GIVEN INSTRUCTION ▸
Show all lines holding the string "this".

EXERCISE INPUT ▸
====================

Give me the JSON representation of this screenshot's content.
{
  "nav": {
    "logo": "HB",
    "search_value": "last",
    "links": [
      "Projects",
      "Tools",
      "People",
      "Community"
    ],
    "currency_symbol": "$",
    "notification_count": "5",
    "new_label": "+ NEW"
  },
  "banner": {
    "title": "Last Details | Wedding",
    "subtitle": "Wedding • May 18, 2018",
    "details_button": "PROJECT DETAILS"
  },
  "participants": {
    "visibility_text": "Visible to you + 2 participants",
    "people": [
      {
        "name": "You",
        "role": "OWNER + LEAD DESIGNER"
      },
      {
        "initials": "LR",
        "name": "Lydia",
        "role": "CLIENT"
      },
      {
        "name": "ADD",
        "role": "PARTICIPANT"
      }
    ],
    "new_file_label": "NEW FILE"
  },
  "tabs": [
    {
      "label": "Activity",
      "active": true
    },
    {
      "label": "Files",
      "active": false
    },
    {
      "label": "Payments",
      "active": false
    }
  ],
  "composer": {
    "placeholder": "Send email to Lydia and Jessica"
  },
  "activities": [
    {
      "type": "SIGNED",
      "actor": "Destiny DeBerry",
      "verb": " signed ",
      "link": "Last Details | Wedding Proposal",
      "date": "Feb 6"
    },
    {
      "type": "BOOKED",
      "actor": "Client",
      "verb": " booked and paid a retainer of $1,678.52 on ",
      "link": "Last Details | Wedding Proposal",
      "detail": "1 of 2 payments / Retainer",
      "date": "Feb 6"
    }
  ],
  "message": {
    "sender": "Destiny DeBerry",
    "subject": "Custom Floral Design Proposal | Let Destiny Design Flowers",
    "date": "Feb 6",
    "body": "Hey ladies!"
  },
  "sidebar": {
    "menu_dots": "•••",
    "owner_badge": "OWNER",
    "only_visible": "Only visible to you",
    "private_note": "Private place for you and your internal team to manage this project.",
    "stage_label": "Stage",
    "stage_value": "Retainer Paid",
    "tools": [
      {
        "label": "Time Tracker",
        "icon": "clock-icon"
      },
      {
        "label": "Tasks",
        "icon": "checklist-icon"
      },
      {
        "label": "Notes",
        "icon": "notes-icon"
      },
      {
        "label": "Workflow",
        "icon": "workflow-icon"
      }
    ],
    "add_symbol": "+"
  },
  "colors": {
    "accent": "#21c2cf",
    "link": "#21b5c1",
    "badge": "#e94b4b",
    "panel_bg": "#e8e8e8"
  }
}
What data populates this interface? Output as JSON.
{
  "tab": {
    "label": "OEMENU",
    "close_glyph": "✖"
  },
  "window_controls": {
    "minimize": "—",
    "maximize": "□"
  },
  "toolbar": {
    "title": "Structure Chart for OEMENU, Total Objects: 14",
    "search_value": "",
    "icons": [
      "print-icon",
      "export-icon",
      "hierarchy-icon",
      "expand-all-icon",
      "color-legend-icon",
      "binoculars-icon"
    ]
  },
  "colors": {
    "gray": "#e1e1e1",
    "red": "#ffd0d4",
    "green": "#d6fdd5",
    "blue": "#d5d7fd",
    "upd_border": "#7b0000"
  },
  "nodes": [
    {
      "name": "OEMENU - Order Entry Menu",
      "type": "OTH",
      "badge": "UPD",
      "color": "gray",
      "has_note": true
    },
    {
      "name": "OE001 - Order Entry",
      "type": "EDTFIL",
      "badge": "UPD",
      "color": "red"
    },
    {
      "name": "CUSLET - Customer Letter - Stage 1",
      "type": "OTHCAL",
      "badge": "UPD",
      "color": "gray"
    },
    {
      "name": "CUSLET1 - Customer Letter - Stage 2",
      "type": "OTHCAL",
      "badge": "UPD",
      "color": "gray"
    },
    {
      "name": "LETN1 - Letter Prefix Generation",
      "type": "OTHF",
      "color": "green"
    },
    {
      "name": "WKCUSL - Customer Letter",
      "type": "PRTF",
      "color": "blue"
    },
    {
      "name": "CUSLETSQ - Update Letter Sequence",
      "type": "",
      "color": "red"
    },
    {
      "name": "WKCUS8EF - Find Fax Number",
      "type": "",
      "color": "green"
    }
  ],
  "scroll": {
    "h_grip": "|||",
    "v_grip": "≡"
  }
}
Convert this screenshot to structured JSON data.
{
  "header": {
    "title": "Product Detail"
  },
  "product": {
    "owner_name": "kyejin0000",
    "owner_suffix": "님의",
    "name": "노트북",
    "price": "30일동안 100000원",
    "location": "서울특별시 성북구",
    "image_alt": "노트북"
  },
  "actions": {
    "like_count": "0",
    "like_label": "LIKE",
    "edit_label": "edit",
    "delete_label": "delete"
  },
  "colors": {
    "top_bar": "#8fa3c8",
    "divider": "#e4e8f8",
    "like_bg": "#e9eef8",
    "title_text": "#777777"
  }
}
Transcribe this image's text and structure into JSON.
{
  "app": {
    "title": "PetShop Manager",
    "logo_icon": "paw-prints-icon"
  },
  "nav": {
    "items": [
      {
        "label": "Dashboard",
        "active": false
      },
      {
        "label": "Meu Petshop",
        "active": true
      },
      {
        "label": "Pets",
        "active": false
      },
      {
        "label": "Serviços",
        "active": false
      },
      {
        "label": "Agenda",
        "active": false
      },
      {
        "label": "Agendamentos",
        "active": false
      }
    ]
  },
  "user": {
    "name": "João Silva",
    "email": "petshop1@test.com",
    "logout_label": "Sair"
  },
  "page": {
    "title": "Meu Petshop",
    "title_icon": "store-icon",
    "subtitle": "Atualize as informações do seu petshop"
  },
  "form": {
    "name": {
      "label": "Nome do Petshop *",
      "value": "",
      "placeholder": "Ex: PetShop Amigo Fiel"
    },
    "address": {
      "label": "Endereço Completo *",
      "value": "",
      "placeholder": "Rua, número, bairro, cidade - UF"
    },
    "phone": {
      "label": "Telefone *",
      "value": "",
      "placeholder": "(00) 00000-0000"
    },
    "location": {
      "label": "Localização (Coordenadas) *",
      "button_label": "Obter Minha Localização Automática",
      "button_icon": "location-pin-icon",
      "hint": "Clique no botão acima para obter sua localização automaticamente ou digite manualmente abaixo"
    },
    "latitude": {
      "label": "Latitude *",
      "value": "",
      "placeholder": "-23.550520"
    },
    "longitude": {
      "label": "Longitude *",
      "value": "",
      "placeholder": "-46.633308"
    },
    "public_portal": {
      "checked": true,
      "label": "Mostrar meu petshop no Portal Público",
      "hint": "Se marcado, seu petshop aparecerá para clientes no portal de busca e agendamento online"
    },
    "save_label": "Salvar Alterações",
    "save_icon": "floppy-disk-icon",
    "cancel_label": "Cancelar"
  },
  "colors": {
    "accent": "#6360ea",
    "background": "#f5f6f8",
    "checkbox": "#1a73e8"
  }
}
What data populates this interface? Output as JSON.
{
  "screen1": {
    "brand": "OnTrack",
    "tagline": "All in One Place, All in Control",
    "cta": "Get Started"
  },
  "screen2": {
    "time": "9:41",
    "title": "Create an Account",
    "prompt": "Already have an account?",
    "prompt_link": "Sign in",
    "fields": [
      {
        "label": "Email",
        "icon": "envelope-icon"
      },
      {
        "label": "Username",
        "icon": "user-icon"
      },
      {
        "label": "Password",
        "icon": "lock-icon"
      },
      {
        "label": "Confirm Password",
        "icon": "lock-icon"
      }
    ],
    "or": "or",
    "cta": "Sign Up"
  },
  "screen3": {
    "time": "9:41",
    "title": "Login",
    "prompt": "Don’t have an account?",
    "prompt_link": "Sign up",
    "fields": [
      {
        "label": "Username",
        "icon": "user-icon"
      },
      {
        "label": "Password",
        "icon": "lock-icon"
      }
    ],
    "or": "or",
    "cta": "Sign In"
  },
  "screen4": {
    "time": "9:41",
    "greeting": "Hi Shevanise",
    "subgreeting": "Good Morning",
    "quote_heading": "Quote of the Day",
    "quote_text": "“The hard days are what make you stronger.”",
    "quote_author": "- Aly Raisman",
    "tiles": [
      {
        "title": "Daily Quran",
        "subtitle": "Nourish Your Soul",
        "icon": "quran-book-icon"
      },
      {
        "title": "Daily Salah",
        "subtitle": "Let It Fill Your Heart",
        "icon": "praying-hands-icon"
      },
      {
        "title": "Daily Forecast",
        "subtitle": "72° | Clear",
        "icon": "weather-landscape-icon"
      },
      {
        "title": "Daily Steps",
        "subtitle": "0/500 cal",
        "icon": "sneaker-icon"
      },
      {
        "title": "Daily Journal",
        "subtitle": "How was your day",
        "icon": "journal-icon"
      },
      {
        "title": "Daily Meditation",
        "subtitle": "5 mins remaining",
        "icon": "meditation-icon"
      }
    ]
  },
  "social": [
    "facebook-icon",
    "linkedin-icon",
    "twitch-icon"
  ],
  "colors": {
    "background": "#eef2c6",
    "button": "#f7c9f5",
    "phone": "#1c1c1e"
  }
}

====================

RESPONSE ▸
Give me the JSON representation of this screenshot's content.
    "private_note": "Private place for you and your internal team to manage this project.",
What data populates this interface? Output as JSON.
Convert this screenshot to structured JSON data.
Transcribe this image's text and structure into JSON.
What data populates this interface? Output as JSON.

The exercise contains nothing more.